What you will do — Without including the pictures, copy out every line below.

Start of Provided material

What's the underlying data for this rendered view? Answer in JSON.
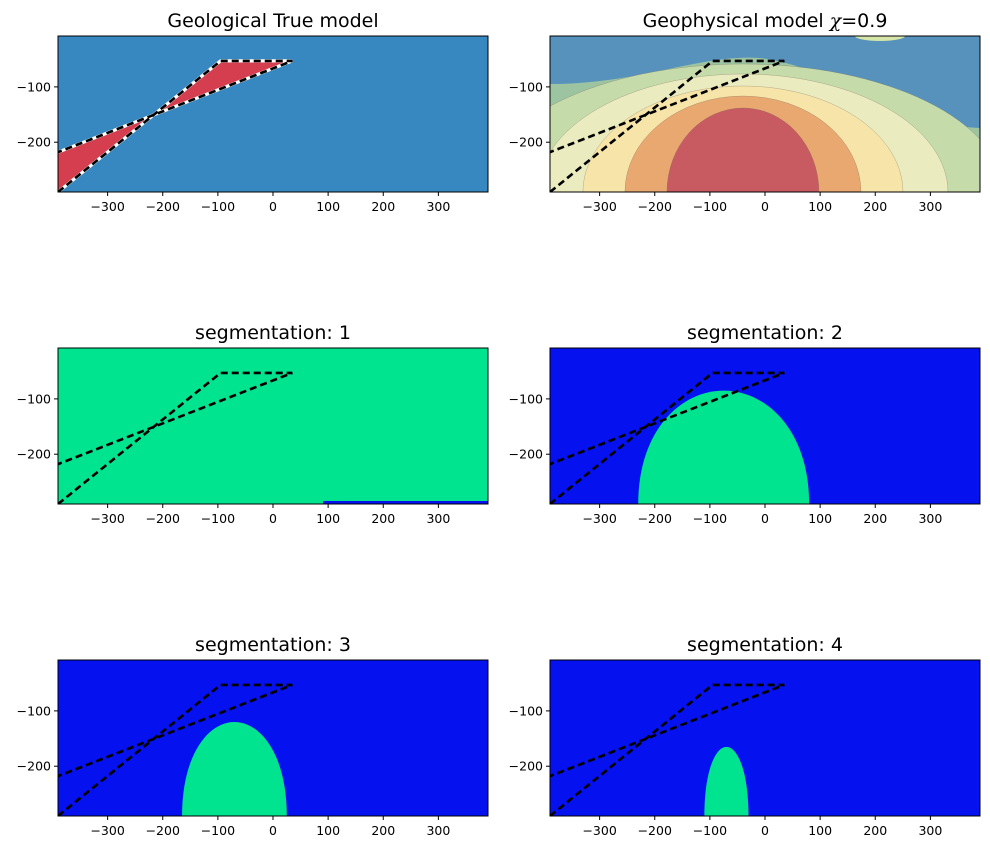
{
  "figure": {
    "panels": [
      {
        "id": "true-model",
        "title_main": "Geological True model",
        "title_extra": "",
        "kind": "true"
      },
      {
        "id": "geophysical-model",
        "title_main": "Geophysical model ",
        "title_italic": "χ",
        "title_extra": "=0.9",
        "kind": "geophys"
      },
      {
        "id": "segmentation-1",
        "title_main": "segmentation: 1",
        "title_extra": "",
        "kind": "seg1"
      },
      {
        "id": "segmentation-2",
        "title_main": "segmentation: 2",
        "title_extra": "",
        "kind": "seg2"
      },
      {
        "id": "segmentation-3",
        "title_main": "segmentation: 3",
        "title_extra": "",
        "kind": "seg3"
      },
      {
        "id": "segmentation-4",
        "title_main": "segmentation: 4",
        "title_extra": "",
        "kind": "seg4"
      }
    ],
    "colors": {
      "background_blue": "#3787C0",
      "dike_red": "#D53E4F",
      "seg_blue": "#0511EE",
      "seg_green": "#01E48F",
      "outline": "#000000"
    }
  },
  "chart_data": [
    {
      "type": "heatmap",
      "title": "Geological True model",
      "x_ticks": [
        -300,
        -200,
        -100,
        0,
        100,
        200,
        300
      ],
      "y_ticks": [
        -100,
        -200
      ],
      "xlim": [
        -390,
        390
      ],
      "ylim": [
        -290,
        -8
      ],
      "dike_polygon": [
        [
          -390,
          -290
        ],
        [
          -95,
          -53
        ],
        [
          35,
          -53
        ],
        [
          -390,
          -218
        ]
      ],
      "units": [
        "background",
        "dike"
      ]
    },
    {
      "type": "heatmap",
      "title": "Geophysical model χ=0.9",
      "x_ticks": [
        -300,
        -200,
        -100,
        0,
        100,
        200,
        300
      ],
      "y_ticks": [
        -100,
        -200
      ],
      "xlim": [
        -390,
        390
      ],
      "ylim": [
        -290,
        -8
      ],
      "peak_center": [
        -40,
        -290
      ],
      "contour_levels": 5
    },
    {
      "type": "heatmap",
      "title": "segmentation: 1",
      "x_ticks": [
        -300,
        -200,
        -100,
        0,
        100,
        200,
        300
      ],
      "y_ticks": [
        -100,
        -200
      ],
      "xlim": [
        -390,
        390
      ],
      "ylim": [
        -290,
        -8
      ],
      "segmented_body": "entire domain"
    },
    {
      "type": "heatmap",
      "title": "segmentation: 2",
      "x_ticks": [
        -300,
        -200,
        -100,
        0,
        100,
        200,
        300
      ],
      "y_ticks": [
        -100,
        -200
      ],
      "xlim": [
        -390,
        390
      ],
      "ylim": [
        -290,
        -8
      ],
      "segmented_body": {
        "x_range": [
          -230,
          80
        ],
        "top_depth": -85
      }
    },
    {
      "type": "heatmap",
      "title": "segmentation: 3",
      "x_ticks": [
        -300,
        -200,
        -100,
        0,
        100,
        200,
        300
      ],
      "y_ticks": [
        -100,
        -200
      ],
      "xlim": [
        -390,
        390
      ],
      "ylim": [
        -290,
        -8
      ],
      "segmented_body": {
        "x_range": [
          -165,
          25
        ],
        "top_depth": -120
      }
    },
    {
      "type": "heatmap",
      "title": "segmentation: 4",
      "x_ticks": [
        -300,
        -200,
        -100,
        0,
        100,
        200,
        300
      ],
      "y_ticks": [
        -100,
        -200
      ],
      "xlim": [
        -390,
        390
      ],
      "ylim": [
        -290,
        -8
      ],
      "segmented_body": {
        "x_range": [
          -110,
          -30
        ],
        "top_depth": -165
      }
    }
  ]
}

End of Provided material

Final result —
What's the underlying data for this rendered view? Answer in JSON.
{
  "figure": {
    "panels": [
      {
        "id": "true-model",
        "title_main": "Geological True model",
        "title_extra": "",
        "kind": "true"
      },
      {
        "id": "geophysical-model",
        "title_main": "Geophysical model ",
        "title_italic": "χ",
        "title_extra": "=0.9",
        "kind": "geophys"
      },
      {
        "id": "segmentation-1",
        "title_main": "segmentation: 1",
        "title_extra": "",
        "kind": "seg1"
      },
      {
        "id": "segmentation-2",
        "title_main": "segmentation: 2",
        "title_extra": "",
        "kind": "seg2"
      },
      {
        "id": "segmentation-3",
        "title_main": "segmentation: 3",
        "title_extra": "",
        "kind": "seg3"
      },
      {
        "id": "segmentation-4",
        "title_main": "segmentation: 4",
        "title_extra": "",
        "kind": "seg4"
      }
    ],
    "colors": {
      "background_blue": "#3787C0",
      "dike_red": "#D53E4F",
      "seg_blue": "#0511EE",
      "seg_green": "#01E48F",
      "outline": "#000000"
    }
  },
  "chart_data": [
    {
      "type": "heatmap",
      "title": "Geological True model",
      "x_ticks": [
        -300,
        -200,
        -100,
        0,
        100,
        200,
        300
      ],
      "y_ticks": [
        -100,
        -200
      ],
      "xlim": [
        -390,
        390
      ],
      "ylim": [
        -290,
        -8
      ],
      "dike_polygon": [
        [
          -390,
          -290
        ],
        [
          -95,
          -53
        ],
        [
          35,
          -53
        ],
        [
          -390,
          -218
        ]
      ],
      "units": [
        "background",
        "dike"
      ]
    },
    {
      "type": "heatmap",
      "title": "Geophysical model χ=0.9",
      "x_ticks": [
        -300,
        -200,
        -100,
        0,
        100,
        200,
        300
      ],
      "y_ticks": [
        -100,
        -200
      ],
      "xlim": [
        -390,
        390
      ],
      "ylim": [
        -290,
        -8
      ],
      "peak_center": [
        -40,
        -290
      ],
      "contour_levels": 5
    },
    {
      "type": "heatmap",
      "title": "segmentation: 1",
      "x_ticks": [
        -300,
        -200,
        -100,
        0,
        100,
        200,
        300
      ],
      "y_ticks": [
        -100,
        -200
      ],
      "xlim": [
        -390,
        390
      ],
      "ylim": [
        -290,
        -8
      ],
      "segmented_body": "entire domain"
    },
    {
      "type": "heatmap",
      "title": "segmentation: 2",
      "x_ticks": [
        -300,
        -200,
        -100,
        0,
        100,
        200,
        300
      ],
      "y_ticks": [
        -100,
        -200
      ],
      "xlim": [
        -390,
        390
      ],
      "ylim": [
        -290,
        -8
      ],
      "segmented_body": {
        "x_range": [
          -230,
          80
        ],
        "top_depth": -85
      }
    },
    {
      "type": "heatmap",
      "title": "segmentation: 3",
      "x_ticks": [
        -300,
        -200,
        -100,
        0,
        100,
        200,
        300
      ],
      "y_ticks": [
        -100,
        -200
      ],
      "xlim": [
        -390,
        390
      ],
      "ylim": [
        -290,
        -8
      ],
      "segmented_body": {
        "x_range": [
          -165,
          25
        ],
        "top_depth": -120
      }
    },
    {
      "type": "heatmap",
      "title": "segmentation: 4",
      "x_ticks": [
        -300,
        -200,
        -100,
        0,
        100,
        200,
        300
      ],
      "y_ticks": [
        -100,
        -200
      ],
      "xlim": [
        -390,
        390
      ],
      "ylim": [
        -290,
        -8
      ],
      "segmented_body": {
        "x_range": [
          -110,
          -30
        ],
        "top_depth": -165
      }
    }
  ]
}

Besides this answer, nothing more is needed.